Stated problem: Search the listing below for "Brit". Copy each matching line.

▬▬▬▬▬▬

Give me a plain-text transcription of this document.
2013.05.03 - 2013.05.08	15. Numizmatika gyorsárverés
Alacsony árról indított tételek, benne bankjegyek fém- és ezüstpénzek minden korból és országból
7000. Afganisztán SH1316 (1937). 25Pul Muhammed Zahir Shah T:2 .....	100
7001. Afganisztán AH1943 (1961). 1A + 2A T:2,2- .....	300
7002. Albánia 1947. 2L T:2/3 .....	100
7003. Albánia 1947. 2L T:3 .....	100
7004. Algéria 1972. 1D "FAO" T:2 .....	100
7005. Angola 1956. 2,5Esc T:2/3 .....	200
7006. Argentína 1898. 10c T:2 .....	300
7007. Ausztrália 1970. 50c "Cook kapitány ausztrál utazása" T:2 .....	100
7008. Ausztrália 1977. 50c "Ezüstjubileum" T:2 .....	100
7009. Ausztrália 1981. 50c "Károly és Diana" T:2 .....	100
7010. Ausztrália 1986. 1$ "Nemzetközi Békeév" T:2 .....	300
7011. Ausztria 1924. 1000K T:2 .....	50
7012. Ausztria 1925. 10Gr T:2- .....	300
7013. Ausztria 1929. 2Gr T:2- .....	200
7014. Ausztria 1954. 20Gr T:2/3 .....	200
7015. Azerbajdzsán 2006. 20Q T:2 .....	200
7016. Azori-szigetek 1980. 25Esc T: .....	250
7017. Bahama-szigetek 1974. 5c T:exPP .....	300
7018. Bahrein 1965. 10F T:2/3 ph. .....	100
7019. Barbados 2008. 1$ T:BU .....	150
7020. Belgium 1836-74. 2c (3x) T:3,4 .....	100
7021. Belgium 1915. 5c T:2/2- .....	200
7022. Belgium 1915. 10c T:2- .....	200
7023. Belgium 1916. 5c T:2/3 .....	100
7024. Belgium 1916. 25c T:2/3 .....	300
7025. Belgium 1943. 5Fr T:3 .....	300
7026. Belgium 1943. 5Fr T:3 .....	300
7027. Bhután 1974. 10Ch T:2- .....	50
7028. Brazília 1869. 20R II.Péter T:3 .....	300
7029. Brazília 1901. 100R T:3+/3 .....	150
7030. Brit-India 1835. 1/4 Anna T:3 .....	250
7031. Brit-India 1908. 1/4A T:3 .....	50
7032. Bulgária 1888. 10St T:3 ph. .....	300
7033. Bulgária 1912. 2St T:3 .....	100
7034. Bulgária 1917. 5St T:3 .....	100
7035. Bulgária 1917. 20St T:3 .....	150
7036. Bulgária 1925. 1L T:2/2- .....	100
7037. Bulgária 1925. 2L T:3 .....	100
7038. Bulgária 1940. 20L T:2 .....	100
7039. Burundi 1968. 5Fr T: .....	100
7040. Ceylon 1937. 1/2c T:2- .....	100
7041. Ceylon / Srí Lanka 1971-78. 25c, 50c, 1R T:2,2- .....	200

▬▬▬▬▬▬

Task result:
7030. Brit-India 1835. 1/4 Anna T:3 .....	250
7031. Brit-India 1908. 1/4A T:3 .....	50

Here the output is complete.